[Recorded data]

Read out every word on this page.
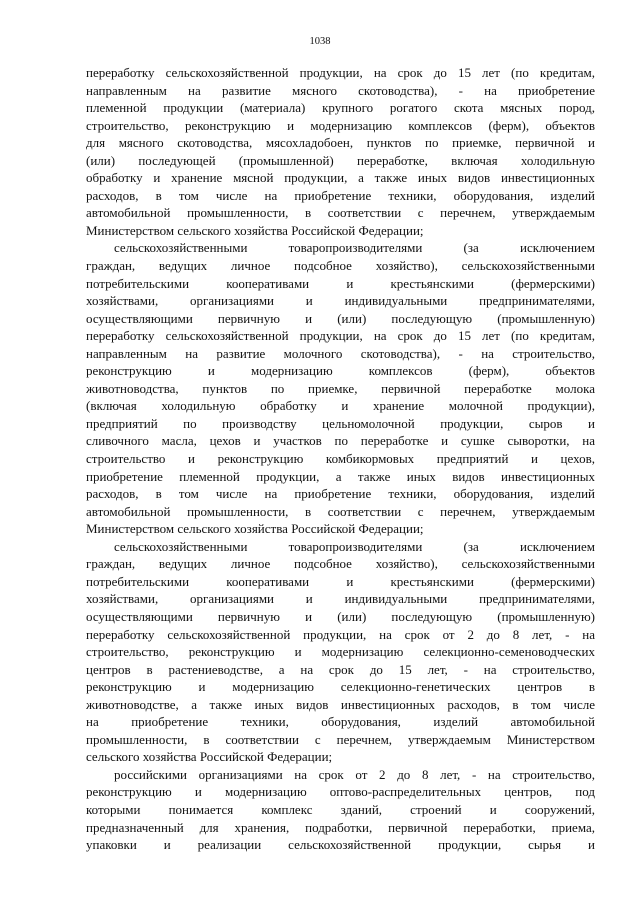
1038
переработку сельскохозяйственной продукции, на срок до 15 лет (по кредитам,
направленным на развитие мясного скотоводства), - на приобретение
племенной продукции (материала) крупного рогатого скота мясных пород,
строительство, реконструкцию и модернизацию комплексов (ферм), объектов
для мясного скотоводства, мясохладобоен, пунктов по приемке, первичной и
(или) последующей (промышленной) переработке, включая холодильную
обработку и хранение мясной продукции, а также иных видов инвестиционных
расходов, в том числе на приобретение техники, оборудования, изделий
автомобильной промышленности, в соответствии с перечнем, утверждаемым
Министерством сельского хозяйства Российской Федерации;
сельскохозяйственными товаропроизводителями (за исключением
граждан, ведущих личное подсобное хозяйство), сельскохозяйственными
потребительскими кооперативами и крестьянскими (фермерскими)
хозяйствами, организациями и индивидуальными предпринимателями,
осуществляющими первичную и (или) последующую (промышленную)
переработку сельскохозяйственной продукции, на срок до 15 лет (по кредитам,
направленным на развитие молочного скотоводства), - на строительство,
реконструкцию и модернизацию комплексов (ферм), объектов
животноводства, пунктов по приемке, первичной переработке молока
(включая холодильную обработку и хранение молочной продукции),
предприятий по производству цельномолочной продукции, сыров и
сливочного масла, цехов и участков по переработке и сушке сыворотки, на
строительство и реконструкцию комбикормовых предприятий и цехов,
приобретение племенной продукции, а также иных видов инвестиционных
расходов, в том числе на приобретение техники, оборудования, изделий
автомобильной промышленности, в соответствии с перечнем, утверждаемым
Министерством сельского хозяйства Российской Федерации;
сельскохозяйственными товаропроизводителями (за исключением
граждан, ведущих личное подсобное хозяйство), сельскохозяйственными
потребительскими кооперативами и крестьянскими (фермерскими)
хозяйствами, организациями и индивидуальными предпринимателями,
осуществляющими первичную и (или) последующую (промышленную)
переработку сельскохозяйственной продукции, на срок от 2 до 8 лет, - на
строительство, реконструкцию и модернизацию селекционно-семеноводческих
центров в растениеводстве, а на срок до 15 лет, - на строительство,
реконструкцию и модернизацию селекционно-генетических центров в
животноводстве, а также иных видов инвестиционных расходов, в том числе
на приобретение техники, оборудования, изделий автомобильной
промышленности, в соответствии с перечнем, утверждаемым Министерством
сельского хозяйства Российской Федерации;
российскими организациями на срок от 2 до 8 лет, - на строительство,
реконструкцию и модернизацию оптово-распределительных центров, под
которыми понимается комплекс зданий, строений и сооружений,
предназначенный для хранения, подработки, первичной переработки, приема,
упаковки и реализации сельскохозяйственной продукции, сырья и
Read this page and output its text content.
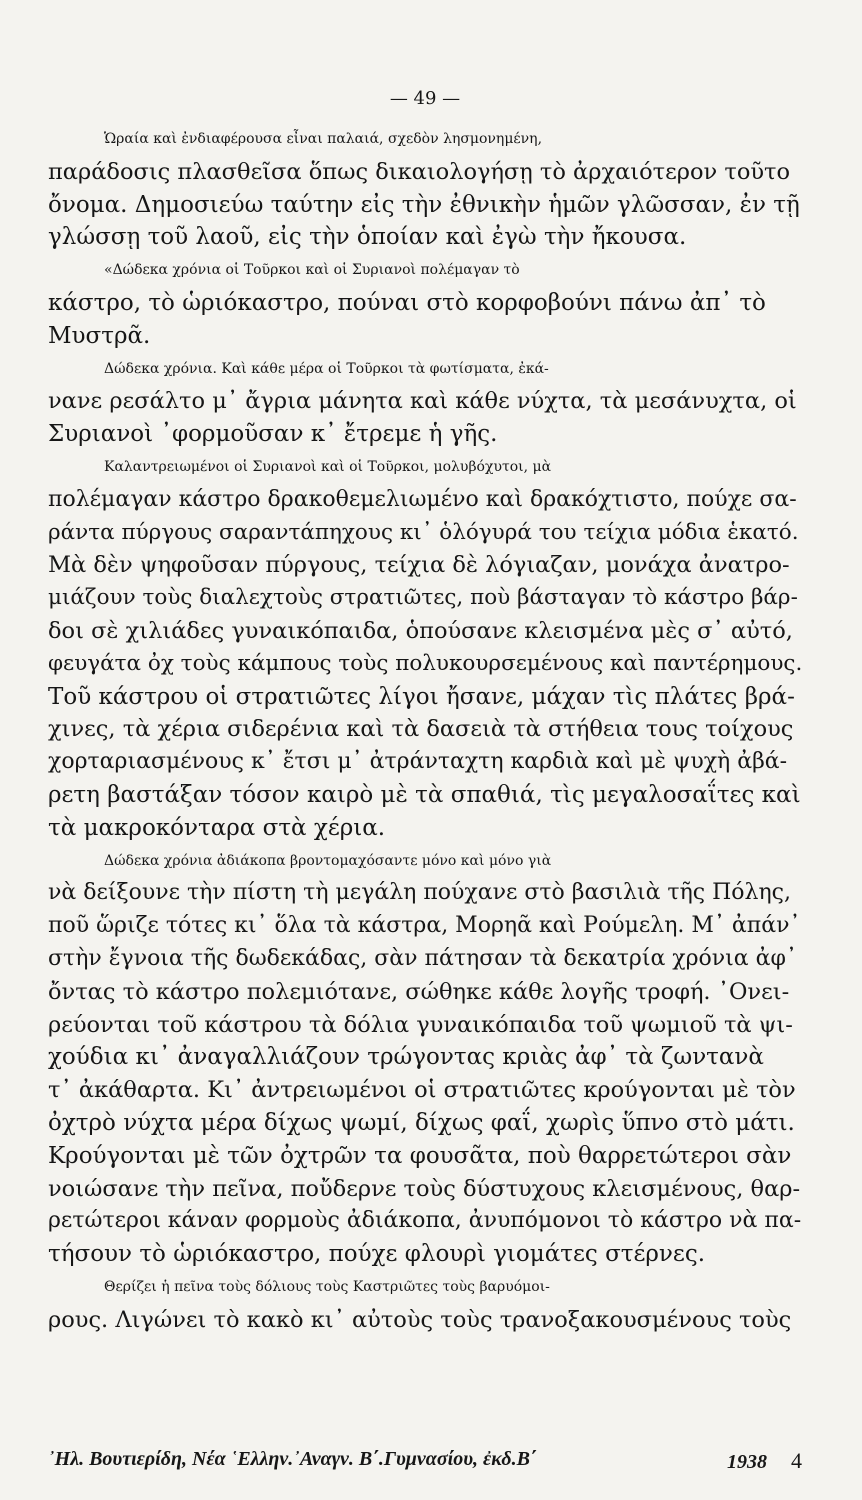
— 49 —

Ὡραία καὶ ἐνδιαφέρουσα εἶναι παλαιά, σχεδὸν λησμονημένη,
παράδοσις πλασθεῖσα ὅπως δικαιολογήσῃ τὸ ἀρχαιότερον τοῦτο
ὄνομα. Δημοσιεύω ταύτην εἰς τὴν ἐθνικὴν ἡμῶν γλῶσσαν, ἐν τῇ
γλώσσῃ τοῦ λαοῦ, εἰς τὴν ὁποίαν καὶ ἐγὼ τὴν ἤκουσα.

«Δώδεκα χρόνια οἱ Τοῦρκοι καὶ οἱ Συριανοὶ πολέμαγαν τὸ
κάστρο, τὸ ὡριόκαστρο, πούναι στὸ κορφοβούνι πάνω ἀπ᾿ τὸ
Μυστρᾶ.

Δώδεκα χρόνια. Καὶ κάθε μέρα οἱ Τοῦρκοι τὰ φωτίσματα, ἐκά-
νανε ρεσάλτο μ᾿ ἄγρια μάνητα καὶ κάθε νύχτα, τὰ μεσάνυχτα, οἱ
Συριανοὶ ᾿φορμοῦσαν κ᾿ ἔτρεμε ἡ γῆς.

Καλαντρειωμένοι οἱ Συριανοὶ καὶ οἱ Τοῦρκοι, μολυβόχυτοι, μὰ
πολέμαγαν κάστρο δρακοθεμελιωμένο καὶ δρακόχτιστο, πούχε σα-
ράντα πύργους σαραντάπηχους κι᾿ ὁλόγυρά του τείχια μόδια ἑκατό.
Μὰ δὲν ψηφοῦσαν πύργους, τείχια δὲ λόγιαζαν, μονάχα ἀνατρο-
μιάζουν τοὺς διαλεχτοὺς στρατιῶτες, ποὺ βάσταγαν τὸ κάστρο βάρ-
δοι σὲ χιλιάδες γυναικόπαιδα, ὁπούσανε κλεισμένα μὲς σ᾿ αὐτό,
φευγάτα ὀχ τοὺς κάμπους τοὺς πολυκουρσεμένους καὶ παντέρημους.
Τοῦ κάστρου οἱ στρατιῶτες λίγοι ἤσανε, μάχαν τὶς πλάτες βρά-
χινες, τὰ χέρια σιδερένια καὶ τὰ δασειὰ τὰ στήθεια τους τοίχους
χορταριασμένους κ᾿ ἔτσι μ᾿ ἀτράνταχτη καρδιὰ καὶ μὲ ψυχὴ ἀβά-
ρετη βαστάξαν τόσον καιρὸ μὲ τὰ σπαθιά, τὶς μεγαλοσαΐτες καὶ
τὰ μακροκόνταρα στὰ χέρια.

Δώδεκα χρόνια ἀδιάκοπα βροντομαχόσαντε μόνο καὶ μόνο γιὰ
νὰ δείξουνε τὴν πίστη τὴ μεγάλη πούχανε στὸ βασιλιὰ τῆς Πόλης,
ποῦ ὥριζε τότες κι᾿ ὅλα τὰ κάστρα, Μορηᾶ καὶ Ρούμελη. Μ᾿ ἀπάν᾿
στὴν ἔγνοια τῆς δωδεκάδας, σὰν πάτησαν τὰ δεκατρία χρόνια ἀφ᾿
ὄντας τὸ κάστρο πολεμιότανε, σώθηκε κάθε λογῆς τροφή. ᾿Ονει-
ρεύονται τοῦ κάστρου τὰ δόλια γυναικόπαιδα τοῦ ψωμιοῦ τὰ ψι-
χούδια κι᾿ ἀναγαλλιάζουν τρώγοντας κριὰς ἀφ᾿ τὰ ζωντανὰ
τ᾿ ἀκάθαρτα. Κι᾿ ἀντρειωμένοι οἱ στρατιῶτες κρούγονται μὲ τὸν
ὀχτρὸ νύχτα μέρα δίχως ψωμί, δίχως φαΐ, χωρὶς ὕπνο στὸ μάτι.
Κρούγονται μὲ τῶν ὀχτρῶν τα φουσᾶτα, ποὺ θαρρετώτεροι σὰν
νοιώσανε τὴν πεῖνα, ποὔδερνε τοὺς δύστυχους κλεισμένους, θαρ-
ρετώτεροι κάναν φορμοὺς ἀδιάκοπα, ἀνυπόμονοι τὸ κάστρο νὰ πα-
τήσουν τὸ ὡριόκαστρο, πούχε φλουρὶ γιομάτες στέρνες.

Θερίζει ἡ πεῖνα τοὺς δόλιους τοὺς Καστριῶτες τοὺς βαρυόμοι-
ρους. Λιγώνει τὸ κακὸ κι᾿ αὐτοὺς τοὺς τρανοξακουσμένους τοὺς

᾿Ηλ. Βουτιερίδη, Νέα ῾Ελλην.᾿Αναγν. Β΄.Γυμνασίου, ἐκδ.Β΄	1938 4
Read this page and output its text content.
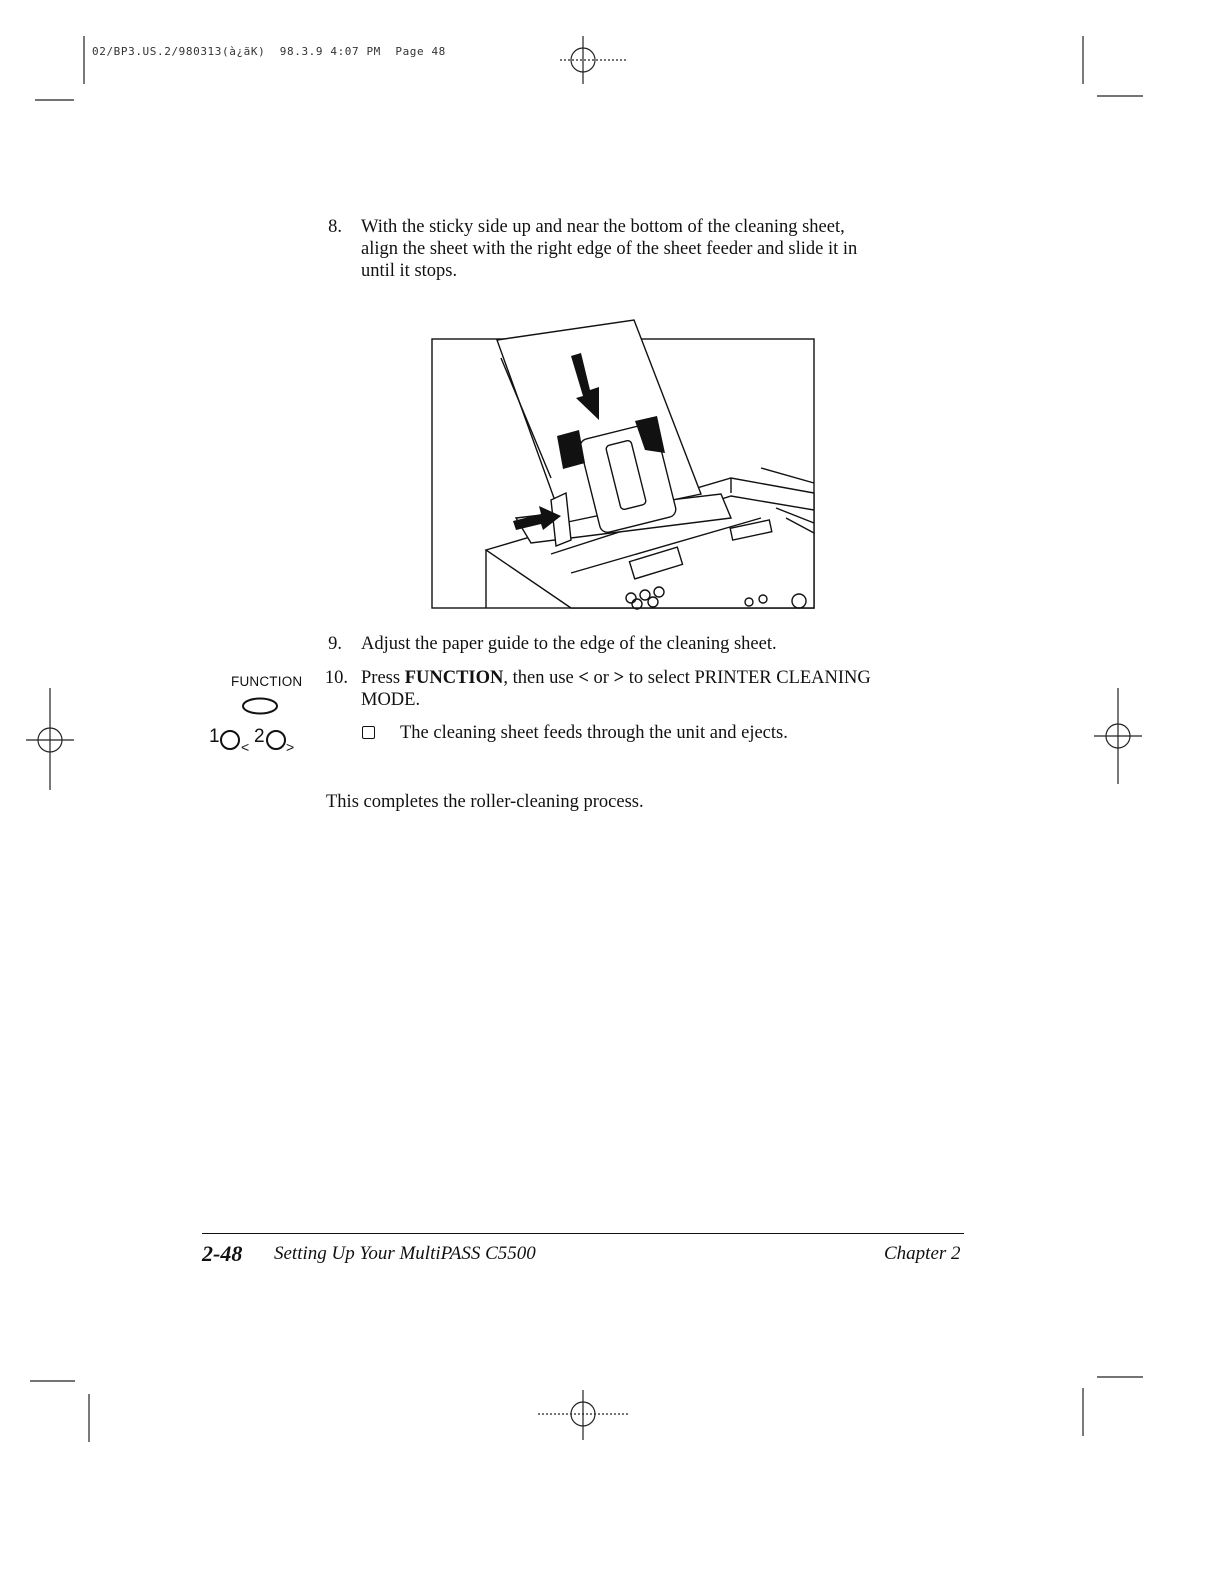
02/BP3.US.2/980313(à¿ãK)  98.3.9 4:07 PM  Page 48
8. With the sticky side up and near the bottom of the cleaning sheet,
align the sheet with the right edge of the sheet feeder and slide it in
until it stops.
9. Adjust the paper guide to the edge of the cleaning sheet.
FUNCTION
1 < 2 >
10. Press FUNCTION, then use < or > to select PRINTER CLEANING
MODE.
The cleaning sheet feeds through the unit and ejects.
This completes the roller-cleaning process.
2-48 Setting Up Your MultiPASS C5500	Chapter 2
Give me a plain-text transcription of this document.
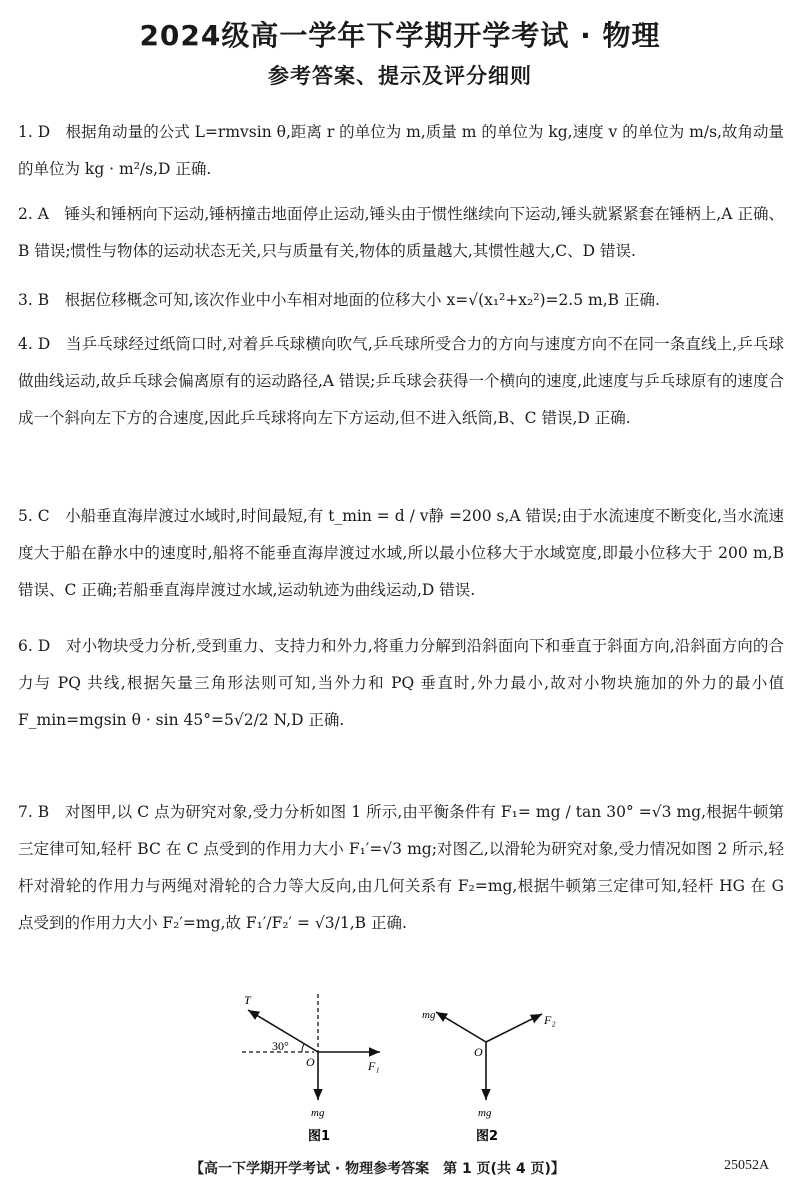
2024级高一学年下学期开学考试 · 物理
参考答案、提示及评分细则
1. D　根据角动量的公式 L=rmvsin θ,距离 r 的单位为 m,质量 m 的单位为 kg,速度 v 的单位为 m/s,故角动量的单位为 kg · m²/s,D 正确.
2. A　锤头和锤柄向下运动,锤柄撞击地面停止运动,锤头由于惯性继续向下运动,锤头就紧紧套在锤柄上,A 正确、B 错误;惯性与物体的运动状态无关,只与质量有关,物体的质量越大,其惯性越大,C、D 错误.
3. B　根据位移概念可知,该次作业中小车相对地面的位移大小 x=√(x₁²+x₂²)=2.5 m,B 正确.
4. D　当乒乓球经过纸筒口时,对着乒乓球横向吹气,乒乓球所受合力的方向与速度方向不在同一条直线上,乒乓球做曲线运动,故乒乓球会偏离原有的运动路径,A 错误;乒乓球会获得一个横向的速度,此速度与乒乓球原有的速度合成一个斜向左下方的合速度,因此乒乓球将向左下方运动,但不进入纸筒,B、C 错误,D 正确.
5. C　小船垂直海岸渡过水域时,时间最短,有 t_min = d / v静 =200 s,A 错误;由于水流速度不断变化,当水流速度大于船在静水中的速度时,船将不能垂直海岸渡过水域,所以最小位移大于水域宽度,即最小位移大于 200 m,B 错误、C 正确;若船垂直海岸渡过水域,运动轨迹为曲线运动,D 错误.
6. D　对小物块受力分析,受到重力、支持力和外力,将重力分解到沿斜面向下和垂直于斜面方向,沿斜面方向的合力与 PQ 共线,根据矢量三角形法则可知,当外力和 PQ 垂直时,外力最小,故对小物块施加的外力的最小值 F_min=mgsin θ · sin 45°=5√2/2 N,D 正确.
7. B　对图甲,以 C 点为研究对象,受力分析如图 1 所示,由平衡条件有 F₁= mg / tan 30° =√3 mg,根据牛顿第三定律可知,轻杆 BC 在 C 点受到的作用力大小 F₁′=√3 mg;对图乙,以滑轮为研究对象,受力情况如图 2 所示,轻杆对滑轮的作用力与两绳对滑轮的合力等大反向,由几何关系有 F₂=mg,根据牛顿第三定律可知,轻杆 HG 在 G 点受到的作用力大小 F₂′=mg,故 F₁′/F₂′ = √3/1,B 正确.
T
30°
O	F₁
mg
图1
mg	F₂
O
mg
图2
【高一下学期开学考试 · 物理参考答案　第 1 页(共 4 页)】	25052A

### Exercise
Beginning at the line that contains "Give me a plain-text", copy each remaining line of the records exactly, through the final one. Omit the pictures.

### Correct answer
Give me a plain-text transcription of this document.
2024级高一学年下学期开学考试 · 物理
参考答案、提示及评分细则
1. D　根据角动量的公式 L=rmvsin θ,距离 r 的单位为 m,质量 m 的单位为 kg,速度 v 的单位为 m/s,故角动量的单位为 kg · m²/s,D 正确.
2. A　锤头和锤柄向下运动,锤柄撞击地面停止运动,锤头由于惯性继续向下运动,锤头就紧紧套在锤柄上,A 正确、B 错误;惯性与物体的运动状态无关,只与质量有关,物体的质量越大,其惯性越大,C、D 错误.
3. B　根据位移概念可知,该次作业中小车相对地面的位移大小 x=√(x₁²+x₂²)=2.5 m,B 正确.
4. D　当乒乓球经过纸筒口时,对着乒乓球横向吹气,乒乓球所受合力的方向与速度方向不在同一条直线上,乒乓球做曲线运动,故乒乓球会偏离原有的运动路径,A 错误;乒乓球会获得一个横向的速度,此速度与乒乓球原有的速度合成一个斜向左下方的合速度,因此乒乓球将向左下方运动,但不进入纸筒,B、C 错误,D 正确.
5. C　小船垂直海岸渡过水域时,时间最短,有 t_min = d / v静 =200 s,A 错误;由于水流速度不断变化,当水流速度大于船在静水中的速度时,船将不能垂直海岸渡过水域,所以最小位移大于水域宽度,即最小位移大于 200 m,B 错误、C 正确;若船垂直海岸渡过水域,运动轨迹为曲线运动,D 错误.
6. D　对小物块受力分析,受到重力、支持力和外力,将重力分解到沿斜面向下和垂直于斜面方向,沿斜面方向的合力与 PQ 共线,根据矢量三角形法则可知,当外力和 PQ 垂直时,外力最小,故对小物块施加的外力的最小值 F_min=mgsin θ · sin 45°=5√2/2 N,D 正确.
7. B　对图甲,以 C 点为研究对象,受力分析如图 1 所示,由平衡条件有 F₁= mg / tan 30° =√3 mg,根据牛顿第三定律可知,轻杆 BC 在 C 点受到的作用力大小 F₁′=√3 mg;对图乙,以滑轮为研究对象,受力情况如图 2 所示,轻杆对滑轮的作用力与两绳对滑轮的合力等大反向,由几何关系有 F₂=mg,根据牛顿第三定律可知,轻杆 HG 在 G 点受到的作用力大小 F₂′=mg,故 F₁′/F₂′ = √3/1,B 正确.
T
30°
O	F₁
mg
图1
mg	F₂
O
mg
图2
【高一下学期开学考试 · 物理参考答案　第 1 页(共 4 页)】	25052A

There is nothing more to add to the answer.